→ TASK REQUIREMENTS
Copy out all the lines of the data precisely, omitting any pictures.

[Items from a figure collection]
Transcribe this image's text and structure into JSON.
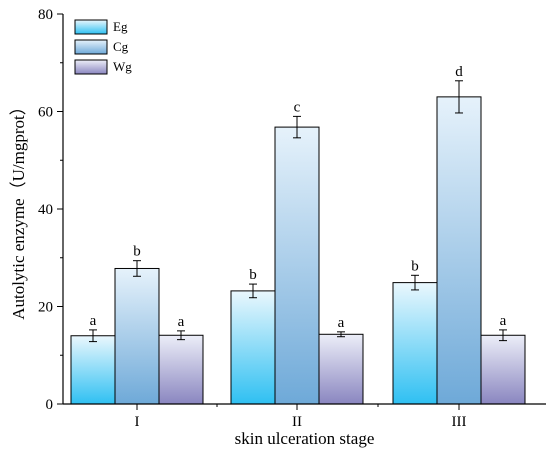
{
  "chart_data": {
    "type": "bar",
    "title": "",
    "xlabel": "skin ulceration stage",
    "ylabel": "Autolytic enzyme（U/mgprot）",
    "categories": [
      "I",
      "II",
      "III"
    ],
    "ylim": [
      0,
      80
    ],
    "yticks": [
      0,
      20,
      40,
      60,
      80
    ],
    "grid": false,
    "legend_position": "top-left",
    "series": [
      {
        "name": "Eg",
        "values": [
          14.0,
          23.2,
          24.9
        ],
        "errors": [
          1.2,
          1.4,
          1.5
        ],
        "labels": [
          "a",
          "b",
          "b"
        ],
        "gradient": [
          "#eaf7fd",
          "#2fc0f2"
        ]
      },
      {
        "name": "Cg",
        "values": [
          27.8,
          56.8,
          63.0
        ],
        "errors": [
          1.6,
          2.2,
          3.3
        ],
        "labels": [
          "b",
          "c",
          "d"
        ],
        "gradient": [
          "#e6f2fb",
          "#6ea9d8"
        ]
      },
      {
        "name": "Wg",
        "values": [
          14.1,
          14.3,
          14.1
        ],
        "errors": [
          0.9,
          0.5,
          1.1
        ],
        "labels": [
          "a",
          "a",
          "a"
        ],
        "gradient": [
          "#eceef8",
          "#8a86c0"
        ]
      }
    ]
  }
}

→ EXERCISE OUTPUT
Transcribe this image's text and structure into JSON.
{
  "chart_data": {
    "type": "bar",
    "title": "",
    "xlabel": "skin ulceration stage",
    "ylabel": "Autolytic enzyme（U/mgprot）",
    "categories": [
      "I",
      "II",
      "III"
    ],
    "ylim": [
      0,
      80
    ],
    "yticks": [
      0,
      20,
      40,
      60,
      80
    ],
    "grid": false,
    "legend_position": "top-left",
    "series": [
      {
        "name": "Eg",
        "values": [
          14.0,
          23.2,
          24.9
        ],
        "errors": [
          1.2,
          1.4,
          1.5
        ],
        "labels": [
          "a",
          "b",
          "b"
        ],
        "gradient": [
          "#eaf7fd",
          "#2fc0f2"
        ]
      },
      {
        "name": "Cg",
        "values": [
          27.8,
          56.8,
          63.0
        ],
        "errors": [
          1.6,
          2.2,
          3.3
        ],
        "labels": [
          "b",
          "c",
          "d"
        ],
        "gradient": [
          "#e6f2fb",
          "#6ea9d8"
        ]
      },
      {
        "name": "Wg",
        "values": [
          14.1,
          14.3,
          14.1
        ],
        "errors": [
          0.9,
          0.5,
          1.1
        ],
        "labels": [
          "a",
          "a",
          "a"
        ],
        "gradient": [
          "#eceef8",
          "#8a86c0"
        ]
      }
    ]
  }
}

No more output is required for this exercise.